| WHAT IS EXPECTED |
Determine how many lines of the records include "Global", and answer with the number alone.

Recorded data
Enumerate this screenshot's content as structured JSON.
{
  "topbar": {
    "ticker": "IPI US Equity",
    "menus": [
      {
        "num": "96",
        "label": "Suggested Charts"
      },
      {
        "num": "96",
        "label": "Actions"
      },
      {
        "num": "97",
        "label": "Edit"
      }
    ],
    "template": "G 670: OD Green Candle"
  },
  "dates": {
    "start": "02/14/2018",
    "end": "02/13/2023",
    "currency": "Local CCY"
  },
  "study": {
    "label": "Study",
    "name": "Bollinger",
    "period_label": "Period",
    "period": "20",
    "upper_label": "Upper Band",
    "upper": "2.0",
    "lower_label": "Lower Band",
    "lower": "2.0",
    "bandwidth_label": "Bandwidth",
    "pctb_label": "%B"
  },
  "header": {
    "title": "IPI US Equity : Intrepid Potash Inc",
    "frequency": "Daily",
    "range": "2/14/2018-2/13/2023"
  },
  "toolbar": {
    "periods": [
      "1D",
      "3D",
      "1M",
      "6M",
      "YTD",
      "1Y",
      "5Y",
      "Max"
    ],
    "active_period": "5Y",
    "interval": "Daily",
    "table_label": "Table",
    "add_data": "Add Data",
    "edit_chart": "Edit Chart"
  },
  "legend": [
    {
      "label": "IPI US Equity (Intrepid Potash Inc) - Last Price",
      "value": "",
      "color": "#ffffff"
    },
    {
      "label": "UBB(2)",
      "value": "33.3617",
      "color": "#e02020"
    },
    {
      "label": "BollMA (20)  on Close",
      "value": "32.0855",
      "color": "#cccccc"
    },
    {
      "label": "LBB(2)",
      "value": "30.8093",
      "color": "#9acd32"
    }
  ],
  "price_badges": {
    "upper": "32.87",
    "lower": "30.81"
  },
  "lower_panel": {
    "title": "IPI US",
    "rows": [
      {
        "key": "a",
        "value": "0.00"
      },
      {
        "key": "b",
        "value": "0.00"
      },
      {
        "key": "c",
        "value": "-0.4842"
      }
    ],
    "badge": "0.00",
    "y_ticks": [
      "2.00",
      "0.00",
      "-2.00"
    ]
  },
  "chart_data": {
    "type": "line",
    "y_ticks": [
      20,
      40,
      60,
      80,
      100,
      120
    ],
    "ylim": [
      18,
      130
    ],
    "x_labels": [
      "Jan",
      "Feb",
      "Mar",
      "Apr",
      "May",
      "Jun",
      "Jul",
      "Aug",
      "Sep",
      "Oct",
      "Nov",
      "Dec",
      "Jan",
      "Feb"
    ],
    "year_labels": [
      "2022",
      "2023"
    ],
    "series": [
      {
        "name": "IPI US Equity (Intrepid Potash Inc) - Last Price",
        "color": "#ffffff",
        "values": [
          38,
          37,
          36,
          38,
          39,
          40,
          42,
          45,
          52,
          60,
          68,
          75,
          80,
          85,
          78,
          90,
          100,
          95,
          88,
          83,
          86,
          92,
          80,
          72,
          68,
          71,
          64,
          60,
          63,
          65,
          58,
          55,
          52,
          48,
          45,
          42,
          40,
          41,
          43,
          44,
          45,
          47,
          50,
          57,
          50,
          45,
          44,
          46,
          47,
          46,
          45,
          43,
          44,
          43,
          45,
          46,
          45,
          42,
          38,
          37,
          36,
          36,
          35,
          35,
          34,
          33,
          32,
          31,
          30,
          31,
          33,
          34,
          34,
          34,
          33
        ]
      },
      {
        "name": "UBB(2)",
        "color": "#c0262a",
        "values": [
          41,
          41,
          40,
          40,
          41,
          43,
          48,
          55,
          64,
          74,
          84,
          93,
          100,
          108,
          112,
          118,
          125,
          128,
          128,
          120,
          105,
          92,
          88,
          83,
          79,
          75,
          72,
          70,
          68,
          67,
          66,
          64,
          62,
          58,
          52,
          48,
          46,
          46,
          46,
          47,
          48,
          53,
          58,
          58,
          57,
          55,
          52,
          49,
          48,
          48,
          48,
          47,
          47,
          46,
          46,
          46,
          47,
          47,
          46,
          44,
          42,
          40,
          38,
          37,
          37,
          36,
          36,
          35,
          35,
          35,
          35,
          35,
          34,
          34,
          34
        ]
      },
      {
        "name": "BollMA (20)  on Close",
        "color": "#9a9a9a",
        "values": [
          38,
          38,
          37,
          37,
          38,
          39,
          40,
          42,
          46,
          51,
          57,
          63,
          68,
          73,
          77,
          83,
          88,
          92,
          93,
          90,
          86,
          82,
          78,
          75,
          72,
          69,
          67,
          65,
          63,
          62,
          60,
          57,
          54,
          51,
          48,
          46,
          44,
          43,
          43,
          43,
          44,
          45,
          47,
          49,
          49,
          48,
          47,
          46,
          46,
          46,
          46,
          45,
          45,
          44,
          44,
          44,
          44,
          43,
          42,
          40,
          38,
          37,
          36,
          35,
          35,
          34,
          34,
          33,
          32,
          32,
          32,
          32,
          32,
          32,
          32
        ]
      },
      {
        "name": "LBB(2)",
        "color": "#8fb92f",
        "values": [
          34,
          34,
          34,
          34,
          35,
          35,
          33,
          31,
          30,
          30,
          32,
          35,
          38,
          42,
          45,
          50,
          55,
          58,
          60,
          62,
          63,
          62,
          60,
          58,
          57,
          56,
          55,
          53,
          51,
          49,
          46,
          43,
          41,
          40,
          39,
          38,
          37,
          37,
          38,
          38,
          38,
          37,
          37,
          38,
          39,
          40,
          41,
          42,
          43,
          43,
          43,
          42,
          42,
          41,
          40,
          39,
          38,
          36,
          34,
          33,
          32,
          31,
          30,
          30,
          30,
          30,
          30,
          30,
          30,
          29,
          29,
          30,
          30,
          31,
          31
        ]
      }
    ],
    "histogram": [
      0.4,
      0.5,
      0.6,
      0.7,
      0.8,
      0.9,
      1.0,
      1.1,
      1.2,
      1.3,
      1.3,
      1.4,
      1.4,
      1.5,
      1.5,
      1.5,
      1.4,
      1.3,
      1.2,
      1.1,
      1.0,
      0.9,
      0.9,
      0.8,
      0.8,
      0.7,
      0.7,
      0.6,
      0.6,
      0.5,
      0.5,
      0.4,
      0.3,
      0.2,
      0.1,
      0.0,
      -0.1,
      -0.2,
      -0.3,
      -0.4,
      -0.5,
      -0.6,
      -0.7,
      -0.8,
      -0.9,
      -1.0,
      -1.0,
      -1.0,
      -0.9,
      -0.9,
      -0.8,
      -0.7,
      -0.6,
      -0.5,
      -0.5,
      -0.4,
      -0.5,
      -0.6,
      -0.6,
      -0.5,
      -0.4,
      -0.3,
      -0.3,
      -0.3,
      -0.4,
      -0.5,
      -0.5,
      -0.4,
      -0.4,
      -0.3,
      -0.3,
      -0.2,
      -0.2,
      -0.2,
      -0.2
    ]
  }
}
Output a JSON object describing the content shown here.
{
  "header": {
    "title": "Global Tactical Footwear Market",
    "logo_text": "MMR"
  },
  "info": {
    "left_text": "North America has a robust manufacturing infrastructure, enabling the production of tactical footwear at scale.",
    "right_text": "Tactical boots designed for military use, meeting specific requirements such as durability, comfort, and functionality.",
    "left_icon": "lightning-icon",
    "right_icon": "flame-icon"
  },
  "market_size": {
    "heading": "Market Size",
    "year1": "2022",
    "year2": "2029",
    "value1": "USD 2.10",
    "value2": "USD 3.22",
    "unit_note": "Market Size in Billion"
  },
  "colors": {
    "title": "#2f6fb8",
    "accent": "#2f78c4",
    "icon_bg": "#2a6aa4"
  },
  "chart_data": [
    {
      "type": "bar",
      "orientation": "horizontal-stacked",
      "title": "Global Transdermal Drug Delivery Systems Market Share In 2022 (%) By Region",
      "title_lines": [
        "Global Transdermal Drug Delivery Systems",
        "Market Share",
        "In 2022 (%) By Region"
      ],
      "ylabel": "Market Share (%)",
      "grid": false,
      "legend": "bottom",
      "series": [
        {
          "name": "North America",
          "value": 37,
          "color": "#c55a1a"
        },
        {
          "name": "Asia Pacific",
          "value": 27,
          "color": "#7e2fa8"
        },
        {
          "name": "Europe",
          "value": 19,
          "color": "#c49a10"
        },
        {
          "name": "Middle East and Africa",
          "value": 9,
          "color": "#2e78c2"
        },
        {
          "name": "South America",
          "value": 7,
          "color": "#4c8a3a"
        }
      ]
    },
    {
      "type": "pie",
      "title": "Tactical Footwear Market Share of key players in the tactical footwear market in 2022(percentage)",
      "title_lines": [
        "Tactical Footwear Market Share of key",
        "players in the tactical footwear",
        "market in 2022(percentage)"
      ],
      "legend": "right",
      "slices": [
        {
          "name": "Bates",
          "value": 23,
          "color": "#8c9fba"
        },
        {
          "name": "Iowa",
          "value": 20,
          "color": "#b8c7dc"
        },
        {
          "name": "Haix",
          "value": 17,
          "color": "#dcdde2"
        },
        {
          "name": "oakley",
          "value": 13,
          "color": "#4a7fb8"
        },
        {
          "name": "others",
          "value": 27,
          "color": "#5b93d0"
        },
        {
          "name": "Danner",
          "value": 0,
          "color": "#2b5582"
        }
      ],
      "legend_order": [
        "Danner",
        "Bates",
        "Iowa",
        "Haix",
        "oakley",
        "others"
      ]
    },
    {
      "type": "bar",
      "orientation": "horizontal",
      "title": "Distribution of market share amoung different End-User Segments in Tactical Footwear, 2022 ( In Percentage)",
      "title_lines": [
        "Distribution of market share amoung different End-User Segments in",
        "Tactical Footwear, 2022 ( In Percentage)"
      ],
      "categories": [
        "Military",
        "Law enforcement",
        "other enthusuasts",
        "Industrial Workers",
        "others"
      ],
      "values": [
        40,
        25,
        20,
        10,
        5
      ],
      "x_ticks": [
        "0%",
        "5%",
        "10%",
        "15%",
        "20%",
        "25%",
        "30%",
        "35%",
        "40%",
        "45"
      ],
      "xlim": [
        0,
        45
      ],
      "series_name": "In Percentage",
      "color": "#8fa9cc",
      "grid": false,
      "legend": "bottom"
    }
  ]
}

| SOLUTION TO THIS TASK |
3